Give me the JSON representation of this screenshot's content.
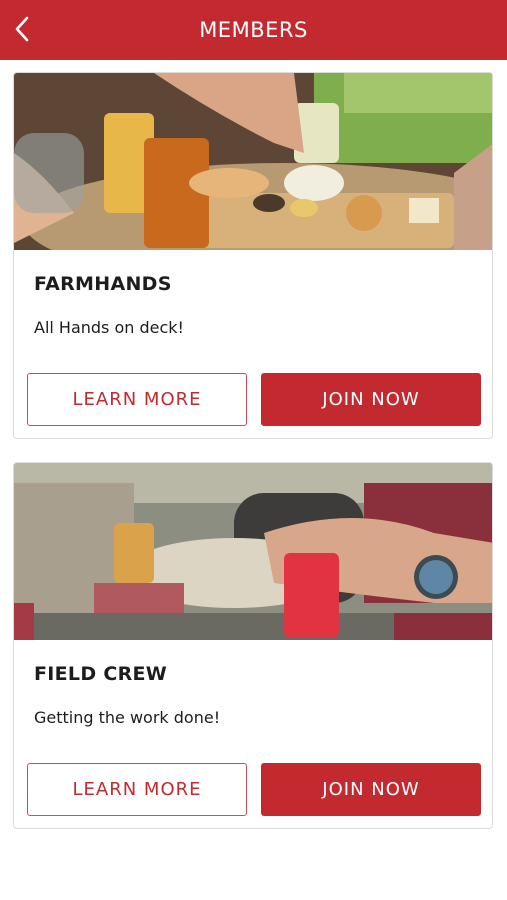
{
  "header": {
    "title": "MEMBERS",
    "back_icon": "chevron-left-icon",
    "color": "#c32a30"
  },
  "cards": [
    {
      "name": "FARMHANDS",
      "description": "All Hands on deck!",
      "learn_label": "LEARN MORE",
      "join_label": "JOIN NOW"
    },
    {
      "name": "FIELD CREW",
      "description": "Getting the work done!",
      "learn_label": "LEARN MORE",
      "join_label": "JOIN NOW"
    }
  ]
}
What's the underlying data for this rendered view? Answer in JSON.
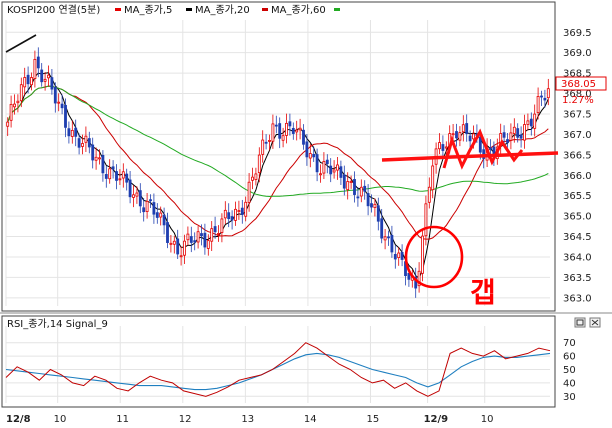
{
  "legend": {
    "symbol": "KOSPI200 연결(5분)",
    "ma5": "MA_종가,5",
    "ma20": "MA_종가,20",
    "ma60": "MA_종가,60",
    "rsi": "RSI_종가,14  Signal_9"
  },
  "colors": {
    "candle_up": "#e60000",
    "candle_down": "#1f3fb0",
    "ma5": "#000000",
    "ma20": "#cc0000",
    "ma60": "#22aa22",
    "rsi": "#c00000",
    "signal": "#1f7fc0",
    "annotation": "#ff0000",
    "price_box": "#ffffff",
    "price_text": "#e60000"
  },
  "price_badge": {
    "price": "368.05",
    "change": "1.27%"
  },
  "annotation_text": "갭",
  "chart_data": [
    {
      "type": "candlestick",
      "title": "KOSPI200 연결(5분)",
      "ylim": [
        362.8,
        369.8
      ],
      "y_ticks": [
        363.0,
        363.5,
        364.0,
        364.5,
        365.0,
        365.5,
        366.0,
        366.5,
        367.0,
        367.5,
        368.0,
        368.5,
        369.0,
        369.5
      ],
      "x_ticks": [
        "12/8",
        "10",
        "11",
        "12",
        "13",
        "14",
        "15",
        "12/9",
        "10"
      ],
      "bar_count": 160,
      "key_points": [
        {
          "bar": 0,
          "close": 367.3
        },
        {
          "bar": 8,
          "close": 368.8
        },
        {
          "bar": 20,
          "close": 366.9
        },
        {
          "bar": 30,
          "close": 366.1
        },
        {
          "bar": 42,
          "close": 365.2
        },
        {
          "bar": 50,
          "close": 364.2
        },
        {
          "bar": 58,
          "close": 364.5
        },
        {
          "bar": 68,
          "close": 365.1
        },
        {
          "bar": 78,
          "close": 367.2
        },
        {
          "bar": 84,
          "close": 367.1
        },
        {
          "bar": 92,
          "close": 366.2
        },
        {
          "bar": 100,
          "close": 365.9
        },
        {
          "bar": 108,
          "close": 365.1
        },
        {
          "bar": 116,
          "close": 363.7
        },
        {
          "bar": 120,
          "close": 363.3
        },
        {
          "bar": 122,
          "close": 364.6
        },
        {
          "bar": 125,
          "close": 366.3
        },
        {
          "bar": 132,
          "close": 367.2
        },
        {
          "bar": 140,
          "close": 366.6
        },
        {
          "bar": 148,
          "close": 366.9
        },
        {
          "bar": 154,
          "close": 367.4
        },
        {
          "bar": 159,
          "close": 368.05
        }
      ],
      "series": [
        {
          "name": "MA_종가,5"
        },
        {
          "name": "MA_종가,20"
        },
        {
          "name": "MA_종가,60"
        }
      ]
    },
    {
      "type": "line",
      "title": "RSI_종가,14  Signal_9",
      "ylim": [
        25,
        75
      ],
      "y_ticks": [
        30,
        40,
        50,
        60,
        70
      ],
      "x_ticks": [
        "12/8",
        "10",
        "11",
        "12",
        "13",
        "14",
        "15",
        "12/9",
        "10"
      ],
      "series": [
        {
          "name": "RSI",
          "values": [
            44,
            52,
            48,
            42,
            50,
            46,
            40,
            38,
            45,
            42,
            36,
            34,
            40,
            45,
            42,
            40,
            34,
            32,
            30,
            33,
            37,
            42,
            44,
            46,
            50,
            56,
            62,
            70,
            66,
            60,
            54,
            50,
            44,
            40,
            42,
            36,
            40,
            34,
            30,
            34,
            62,
            66,
            62,
            60,
            64,
            58,
            60,
            62,
            66,
            64
          ]
        },
        {
          "name": "Signal",
          "values": [
            50,
            49,
            48,
            47,
            46,
            45,
            44,
            43,
            42,
            41,
            40,
            39,
            38,
            38,
            38,
            37,
            36,
            35,
            35,
            36,
            38,
            40,
            43,
            46,
            50,
            54,
            58,
            61,
            62,
            61,
            59,
            56,
            53,
            50,
            48,
            46,
            44,
            40,
            37,
            40,
            46,
            52,
            56,
            59,
            60,
            59,
            59,
            60,
            61,
            62
          ]
        }
      ]
    }
  ]
}
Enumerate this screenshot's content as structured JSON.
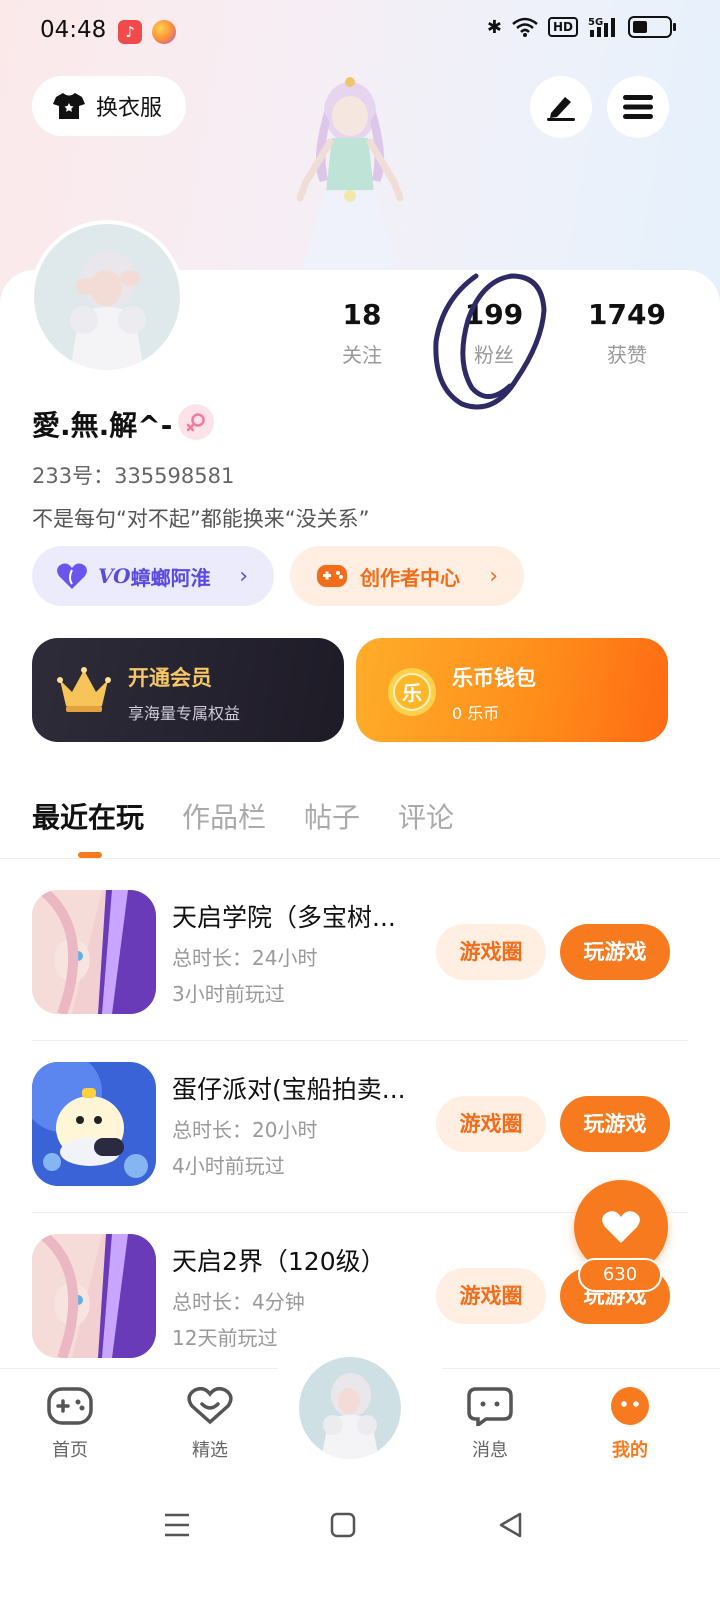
{
  "status_bar": {
    "time": "04:48",
    "network": "5G"
  },
  "header": {
    "outfit_label": "换衣服"
  },
  "profile": {
    "name": "愛.無.解^-",
    "id_label": "233号：335598581",
    "bio": "不是每句“对不起”都能换来“没关系”",
    "stats": [
      {
        "value": "18",
        "label": "关注"
      },
      {
        "value": "199",
        "label": "粉丝"
      },
      {
        "value": "1749",
        "label": "获赞"
      }
    ]
  },
  "tags": {
    "vo_prefix": "VO",
    "vo_label": "蟑螂阿淮",
    "creator_label": "创作者中心"
  },
  "cards": {
    "vip_title": "开通会员",
    "vip_sub": "享海量专属权益",
    "wallet_title": "乐币钱包",
    "wallet_sub": "0 乐币",
    "coin_char": "乐"
  },
  "tabs": [
    "最近在玩",
    "作品栏",
    "帖子",
    "评论"
  ],
  "games": [
    {
      "title": "天启学院（多宝树...",
      "duration": "总时长：24小时",
      "last_played": "3小时前玩过",
      "circle_label": "游戏圈",
      "play_label": "玩游戏"
    },
    {
      "title": "蛋仔派对(宝船拍卖...",
      "duration": "总时长：20小时",
      "last_played": "4小时前玩过",
      "circle_label": "游戏圈",
      "play_label": "玩游戏"
    },
    {
      "title": "天启2界（120级）",
      "duration": "总时长：4分钟",
      "last_played": "12天前玩过",
      "circle_label": "游戏圈",
      "play_label": "玩游戏"
    }
  ],
  "fab": {
    "count": "630"
  },
  "bottom_nav": [
    {
      "label": "首页"
    },
    {
      "label": "精选"
    },
    {
      "label": "消息"
    },
    {
      "label": "我的"
    }
  ],
  "colors": {
    "accent": "#f77a1e",
    "vo_purple": "#5a4be0",
    "vip_gold": "#f4c767"
  }
}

•••

■ **Written exercise**
Restate the data above word for word. Do not include the images.

■ **Expected answer**
Give me the JSON representation of this screenshot's content.
{
  "header": {
    "title": "MEMBERS",
    "back_icon": "chevron-left-icon",
    "color": "#c32a30"
  },
  "cards": [
    {
      "name": "FARMHANDS",
      "description": "All Hands on deck!",
      "learn_label": "LEARN MORE",
      "join_label": "JOIN NOW"
    },
    {
      "name": "FIELD CREW",
      "description": "Getting the work done!",
      "learn_label": "LEARN MORE",
      "join_label": "JOIN NOW"
    }
  ]
}
What's the underlying data for this rendered view? Answer in JSON.
{
  "legend": {
    "symbol": "KOSPI200 연결(5분)",
    "ma5": "MA_종가,5",
    "ma20": "MA_종가,20",
    "ma60": "MA_종가,60",
    "rsi": "RSI_종가,14  Signal_9"
  },
  "colors": {
    "candle_up": "#e60000",
    "candle_down": "#1f3fb0",
    "ma5": "#000000",
    "ma20": "#cc0000",
    "ma60": "#22aa22",
    "rsi": "#c00000",
    "signal": "#1f7fc0",
    "annotation": "#ff0000",
    "price_box": "#ffffff",
    "price_text": "#e60000"
  },
  "price_badge": {
    "price": "368.05",
    "change": "1.27%"
  },
  "annotation_text": "갭",
  "chart_data": [
    {
      "type": "candlestick",
      "title": "KOSPI200 연결(5분)",
      "ylim": [
        362.8,
        369.8
      ],
      "y_ticks": [
        363.0,
        363.5,
        364.0,
        364.5,
        365.0,
        365.5,
        366.0,
        366.5,
        367.0,
        367.5,
        368.0,
        368.5,
        369.0,
        369.5
      ],
      "x_ticks": [
        "12/8",
        "10",
        "11",
        "12",
        "13",
        "14",
        "15",
        "12/9",
        "10"
      ],
      "bar_count": 160,
      "key_points": [
        {
          "bar": 0,
          "close": 367.3
        },
        {
          "bar": 8,
          "close": 368.8
        },
        {
          "bar": 20,
          "close": 366.9
        },
        {
          "bar": 30,
          "close": 366.1
        },
        {
          "bar": 42,
          "close": 365.2
        },
        {
          "bar": 50,
          "close": 364.2
        },
        {
          "bar": 58,
          "close": 364.5
        },
        {
          "bar": 68,
          "close": 365.1
        },
        {
          "bar": 78,
          "close": 367.2
        },
        {
          "bar": 84,
          "close": 367.1
        },
        {
          "bar": 92,
          "close": 366.2
        },
        {
          "bar": 100,
          "close": 365.9
        },
        {
          "bar": 108,
          "close": 365.1
        },
        {
          "bar": 116,
          "close": 363.7
        },
        {
          "bar": 120,
          "close": 363.3
        },
        {
          "bar": 122,
          "close": 364.6
        },
        {
          "bar": 125,
          "close": 366.3
        },
        {
          "bar": 132,
          "close": 367.2
        },
        {
          "bar": 140,
          "close": 366.6
        },
        {
          "bar": 148,
          "close": 366.9
        },
        {
          "bar": 154,
          "close": 367.4
        },
        {
          "bar": 159,
          "close": 368.05
        }
      ],
      "series": [
        {
          "name": "MA_종가,5"
        },
        {
          "name": "MA_종가,20"
        },
        {
          "name": "MA_종가,60"
        }
      ]
    },
    {
      "type": "line",
      "title": "RSI_종가,14  Signal_9",
      "ylim": [
        25,
        75
      ],
      "y_ticks": [
        30,
        40,
        50,
        60,
        70
      ],
      "x_ticks": [
        "12/8",
        "10",
        "11",
        "12",
        "13",
        "14",
        "15",
        "12/9",
        "10"
      ],
      "series": [
        {
          "name": "RSI",
          "values": [
            44,
            52,
            48,
            42,
            50,
            46,
            40,
            38,
            45,
            42,
            36,
            34,
            40,
            45,
            42,
            40,
            34,
            32,
            30,
            33,
            37,
            42,
            44,
            46,
            50,
            56,
            62,
            70,
            66,
            60,
            54,
            50,
            44,
            40,
            42,
            36,
            40,
            34,
            30,
            34,
            62,
            66,
            62,
            60,
            64,
            58,
            60,
            62,
            66,
            64
          ]
        },
        {
          "name": "Signal",
          "values": [
            50,
            49,
            48,
            47,
            46,
            45,
            44,
            43,
            42,
            41,
            40,
            39,
            38,
            38,
            38,
            37,
            36,
            35,
            35,
            36,
            38,
            40,
            43,
            46,
            50,
            54,
            58,
            61,
            62,
            61,
            59,
            56,
            53,
            50,
            48,
            46,
            44,
            40,
            37,
            40,
            46,
            52,
            56,
            59,
            60,
            59,
            59,
            60,
            61,
            62
          ]
        }
      ]
    }
  ]
}
Enumerate this screenshot's content as structured JSON.
{
  "status_bar": {
    "time": "04:48",
    "network": "5G"
  },
  "header": {
    "outfit_label": "换衣服"
  },
  "profile": {
    "name": "愛.無.解^-",
    "id_label": "233号：335598581",
    "bio": "不是每句“对不起”都能换来“没关系”",
    "stats": [
      {
        "value": "18",
        "label": "关注"
      },
      {
        "value": "199",
        "label": "粉丝"
      },
      {
        "value": "1749",
        "label": "获赞"
      }
    ]
  },
  "tags": {
    "vo_prefix": "VO",
    "vo_label": "蟑螂阿淮",
    "creator_label": "创作者中心"
  },
  "cards": {
    "vip_title": "开通会员",
    "vip_sub": "享海量专属权益",
    "wallet_title": "乐币钱包",
    "wallet_sub": "0 乐币",
    "coin_char": "乐"
  },
  "tabs": [
    "最近在玩",
    "作品栏",
    "帖子",
    "评论"
  ],
  "games": [
    {
      "title": "天启学院（多宝树...",
      "duration": "总时长：24小时",
      "last_played": "3小时前玩过",
      "circle_label": "游戏圈",
      "play_label": "玩游戏"
    },
    {
      "title": "蛋仔派对(宝船拍卖...",
      "duration": "总时长：20小时",
      "last_played": "4小时前玩过",
      "circle_label": "游戏圈",
      "play_label": "玩游戏"
    },
    {
      "title": "天启2界（120级）",
      "duration": "总时长：4分钟",
      "last_played": "12天前玩过",
      "circle_label": "游戏圈",
      "play_label": "玩游戏"
    }
  ],
  "fab": {
    "count": "630"
  },
  "bottom_nav": [
    {
      "label": "首页"
    },
    {
      "label": "精选"
    },
    {
      "label": "消息"
    },
    {
      "label": "我的"
    }
  ],
  "colors": {
    "accent": "#f77a1e",
    "vo_purple": "#5a4be0",
    "vip_gold": "#f4c767"
  }
}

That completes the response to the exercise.